| What is needed |
For each line of the data below that holds "Deepens", copy the line.

| Dataset excerpts |
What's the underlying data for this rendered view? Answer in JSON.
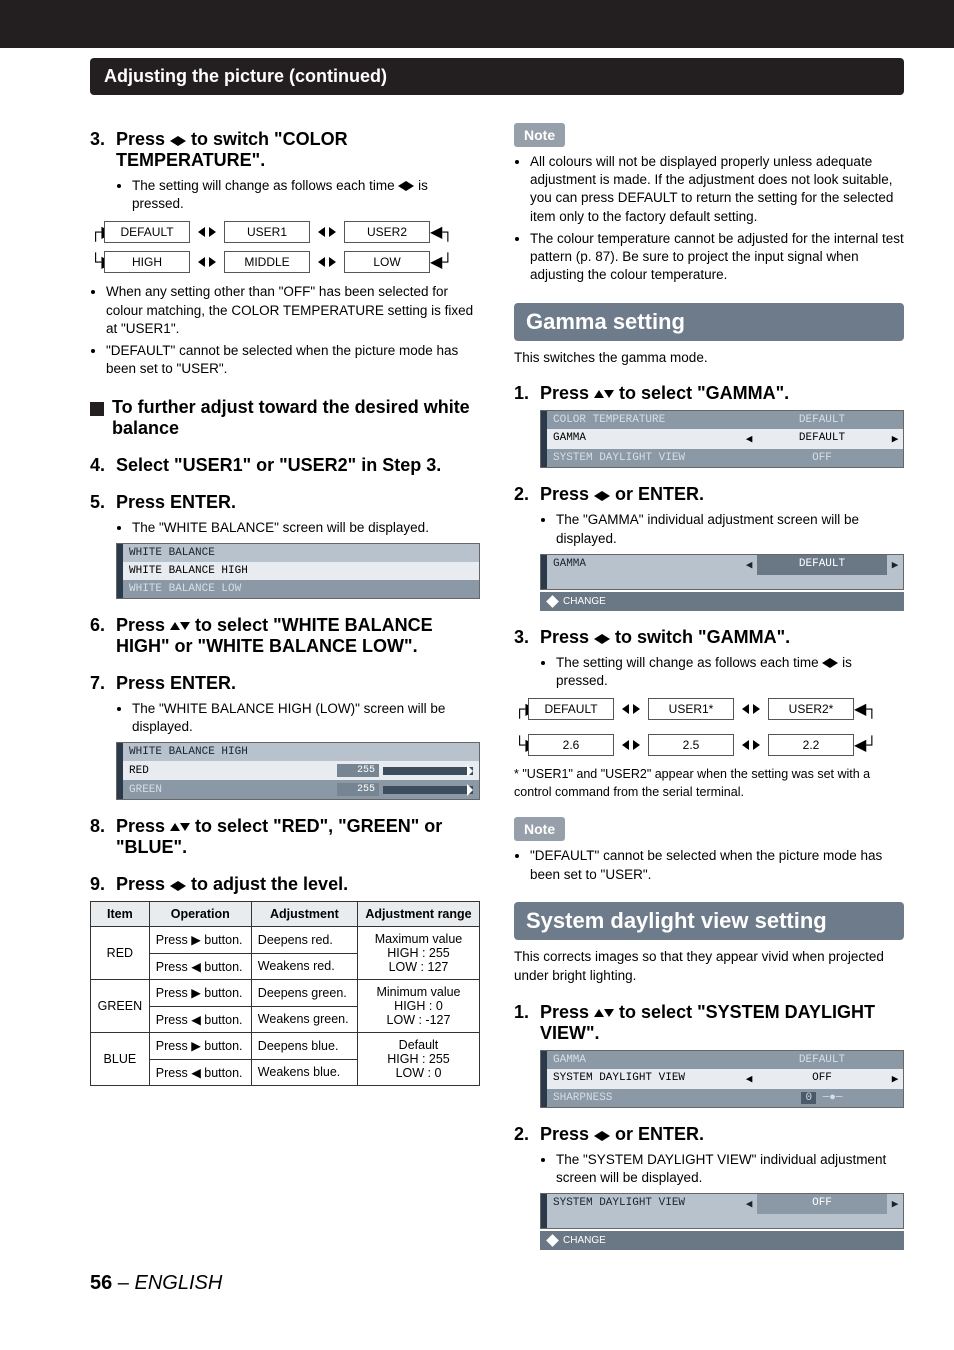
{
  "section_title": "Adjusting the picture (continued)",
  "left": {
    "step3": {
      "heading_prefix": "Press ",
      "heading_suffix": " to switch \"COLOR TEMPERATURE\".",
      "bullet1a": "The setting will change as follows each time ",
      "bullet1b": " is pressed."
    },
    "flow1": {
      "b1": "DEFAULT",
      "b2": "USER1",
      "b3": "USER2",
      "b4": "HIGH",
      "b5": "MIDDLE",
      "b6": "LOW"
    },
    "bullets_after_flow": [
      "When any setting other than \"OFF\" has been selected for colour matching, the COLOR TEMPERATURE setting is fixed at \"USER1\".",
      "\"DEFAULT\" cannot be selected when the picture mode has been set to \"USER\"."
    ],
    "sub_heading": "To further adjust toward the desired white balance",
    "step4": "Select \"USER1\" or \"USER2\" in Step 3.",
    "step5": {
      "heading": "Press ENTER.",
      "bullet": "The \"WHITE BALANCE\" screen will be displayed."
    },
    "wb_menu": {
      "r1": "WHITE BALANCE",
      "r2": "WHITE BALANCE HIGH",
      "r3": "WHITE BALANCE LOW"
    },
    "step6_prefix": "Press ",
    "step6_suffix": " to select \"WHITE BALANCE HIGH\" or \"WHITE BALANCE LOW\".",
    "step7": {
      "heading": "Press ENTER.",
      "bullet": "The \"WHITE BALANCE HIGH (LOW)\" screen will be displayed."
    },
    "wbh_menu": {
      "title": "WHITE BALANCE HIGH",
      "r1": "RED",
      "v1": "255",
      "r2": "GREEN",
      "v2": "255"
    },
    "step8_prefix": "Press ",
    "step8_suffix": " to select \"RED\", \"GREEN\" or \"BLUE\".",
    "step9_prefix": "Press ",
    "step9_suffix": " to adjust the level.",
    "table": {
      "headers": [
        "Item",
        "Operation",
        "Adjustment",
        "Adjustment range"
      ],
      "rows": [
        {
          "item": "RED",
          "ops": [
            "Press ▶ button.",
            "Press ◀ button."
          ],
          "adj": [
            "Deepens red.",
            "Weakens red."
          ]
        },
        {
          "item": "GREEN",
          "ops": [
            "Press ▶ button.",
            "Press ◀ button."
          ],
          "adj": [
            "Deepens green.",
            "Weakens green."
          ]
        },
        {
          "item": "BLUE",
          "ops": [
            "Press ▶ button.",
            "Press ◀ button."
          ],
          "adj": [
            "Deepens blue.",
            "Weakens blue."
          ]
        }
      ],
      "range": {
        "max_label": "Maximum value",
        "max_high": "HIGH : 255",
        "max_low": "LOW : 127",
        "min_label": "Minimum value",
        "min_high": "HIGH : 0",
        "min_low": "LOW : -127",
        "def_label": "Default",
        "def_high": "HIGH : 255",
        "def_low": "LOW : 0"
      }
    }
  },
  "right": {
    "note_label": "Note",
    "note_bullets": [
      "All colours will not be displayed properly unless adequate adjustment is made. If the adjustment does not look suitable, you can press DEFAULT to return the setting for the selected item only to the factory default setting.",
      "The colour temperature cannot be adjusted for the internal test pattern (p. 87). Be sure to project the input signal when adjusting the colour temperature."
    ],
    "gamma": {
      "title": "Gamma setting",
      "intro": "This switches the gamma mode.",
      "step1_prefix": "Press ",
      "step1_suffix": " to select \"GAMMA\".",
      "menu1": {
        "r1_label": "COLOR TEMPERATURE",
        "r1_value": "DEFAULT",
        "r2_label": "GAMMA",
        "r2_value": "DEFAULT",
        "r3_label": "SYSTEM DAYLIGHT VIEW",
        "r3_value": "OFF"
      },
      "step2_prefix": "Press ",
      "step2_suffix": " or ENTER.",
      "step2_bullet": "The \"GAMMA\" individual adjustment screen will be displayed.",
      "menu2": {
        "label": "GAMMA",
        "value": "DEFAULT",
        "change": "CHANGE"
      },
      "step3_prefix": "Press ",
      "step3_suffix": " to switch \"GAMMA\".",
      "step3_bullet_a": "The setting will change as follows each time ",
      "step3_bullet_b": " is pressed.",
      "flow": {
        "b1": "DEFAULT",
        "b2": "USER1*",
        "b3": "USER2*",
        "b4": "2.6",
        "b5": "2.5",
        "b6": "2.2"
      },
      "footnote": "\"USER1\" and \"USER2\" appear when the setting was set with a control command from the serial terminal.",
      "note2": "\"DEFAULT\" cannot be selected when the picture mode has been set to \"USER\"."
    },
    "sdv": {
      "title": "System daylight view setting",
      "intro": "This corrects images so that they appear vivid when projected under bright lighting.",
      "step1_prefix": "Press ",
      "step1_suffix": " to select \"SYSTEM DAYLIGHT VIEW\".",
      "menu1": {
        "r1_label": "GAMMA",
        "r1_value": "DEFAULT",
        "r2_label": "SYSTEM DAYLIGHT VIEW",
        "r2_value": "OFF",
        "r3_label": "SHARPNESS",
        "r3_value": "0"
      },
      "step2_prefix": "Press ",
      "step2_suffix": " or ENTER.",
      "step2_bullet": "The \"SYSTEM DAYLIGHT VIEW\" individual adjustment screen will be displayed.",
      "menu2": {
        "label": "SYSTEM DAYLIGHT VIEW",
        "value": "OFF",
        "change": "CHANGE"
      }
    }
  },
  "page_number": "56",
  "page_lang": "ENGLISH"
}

==

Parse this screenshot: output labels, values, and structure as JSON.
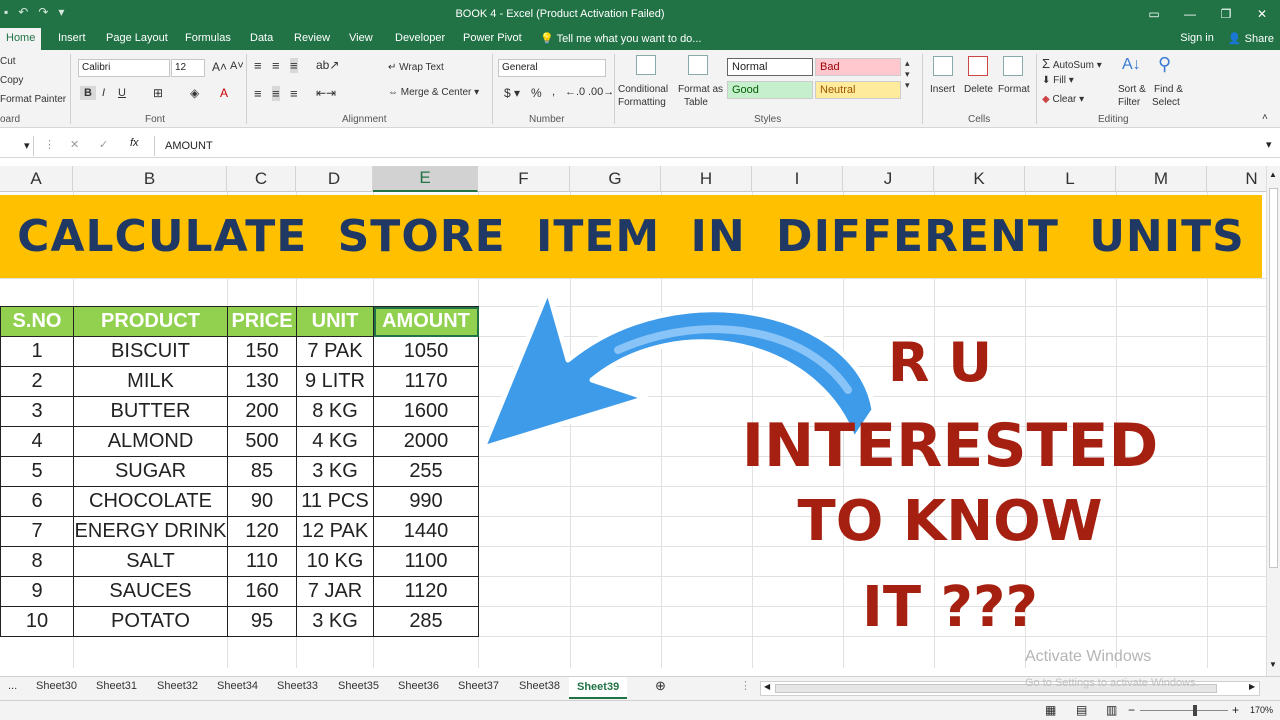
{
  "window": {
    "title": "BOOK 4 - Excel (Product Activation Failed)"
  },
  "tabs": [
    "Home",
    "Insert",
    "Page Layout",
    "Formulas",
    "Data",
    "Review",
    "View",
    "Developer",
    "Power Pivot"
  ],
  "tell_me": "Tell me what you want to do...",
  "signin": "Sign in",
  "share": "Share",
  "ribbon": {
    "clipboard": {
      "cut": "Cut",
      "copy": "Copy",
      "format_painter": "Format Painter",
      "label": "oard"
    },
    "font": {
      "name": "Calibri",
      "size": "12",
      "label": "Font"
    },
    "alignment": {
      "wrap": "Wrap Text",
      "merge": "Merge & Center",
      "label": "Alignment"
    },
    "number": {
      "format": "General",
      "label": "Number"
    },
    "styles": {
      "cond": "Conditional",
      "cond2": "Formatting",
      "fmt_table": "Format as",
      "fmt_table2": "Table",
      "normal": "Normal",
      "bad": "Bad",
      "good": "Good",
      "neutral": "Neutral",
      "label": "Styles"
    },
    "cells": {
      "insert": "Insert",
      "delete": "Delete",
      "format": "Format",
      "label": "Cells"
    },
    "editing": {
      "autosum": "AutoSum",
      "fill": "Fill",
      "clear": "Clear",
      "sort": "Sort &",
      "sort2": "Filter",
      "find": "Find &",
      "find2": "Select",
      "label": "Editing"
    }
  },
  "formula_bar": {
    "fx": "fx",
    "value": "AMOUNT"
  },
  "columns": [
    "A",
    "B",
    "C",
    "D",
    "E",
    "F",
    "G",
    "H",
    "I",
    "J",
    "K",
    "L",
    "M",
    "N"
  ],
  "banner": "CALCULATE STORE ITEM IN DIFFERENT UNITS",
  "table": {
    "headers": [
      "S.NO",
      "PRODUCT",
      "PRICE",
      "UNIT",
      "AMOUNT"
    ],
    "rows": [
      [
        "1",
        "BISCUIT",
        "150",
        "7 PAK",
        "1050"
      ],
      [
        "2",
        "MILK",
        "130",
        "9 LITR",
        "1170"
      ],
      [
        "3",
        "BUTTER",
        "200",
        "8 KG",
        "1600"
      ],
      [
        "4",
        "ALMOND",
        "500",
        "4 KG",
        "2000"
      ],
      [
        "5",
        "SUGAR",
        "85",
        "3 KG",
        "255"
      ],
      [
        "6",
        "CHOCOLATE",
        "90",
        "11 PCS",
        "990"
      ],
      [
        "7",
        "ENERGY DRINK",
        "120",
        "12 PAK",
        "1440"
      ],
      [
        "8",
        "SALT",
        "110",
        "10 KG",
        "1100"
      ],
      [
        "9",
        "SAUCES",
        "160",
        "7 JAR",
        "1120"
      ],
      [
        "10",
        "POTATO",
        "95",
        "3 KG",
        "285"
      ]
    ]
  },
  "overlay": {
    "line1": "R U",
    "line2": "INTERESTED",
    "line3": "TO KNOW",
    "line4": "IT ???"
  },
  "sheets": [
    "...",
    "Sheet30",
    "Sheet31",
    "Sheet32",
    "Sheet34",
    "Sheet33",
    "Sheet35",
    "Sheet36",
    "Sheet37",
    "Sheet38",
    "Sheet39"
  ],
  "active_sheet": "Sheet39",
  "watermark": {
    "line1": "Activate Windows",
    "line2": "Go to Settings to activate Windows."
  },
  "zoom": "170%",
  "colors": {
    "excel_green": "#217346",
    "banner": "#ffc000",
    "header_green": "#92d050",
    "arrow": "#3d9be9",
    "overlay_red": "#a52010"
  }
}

| Complete answer |
            "Deepens red.",
            "Deepens green.",
            "Deepens blue.",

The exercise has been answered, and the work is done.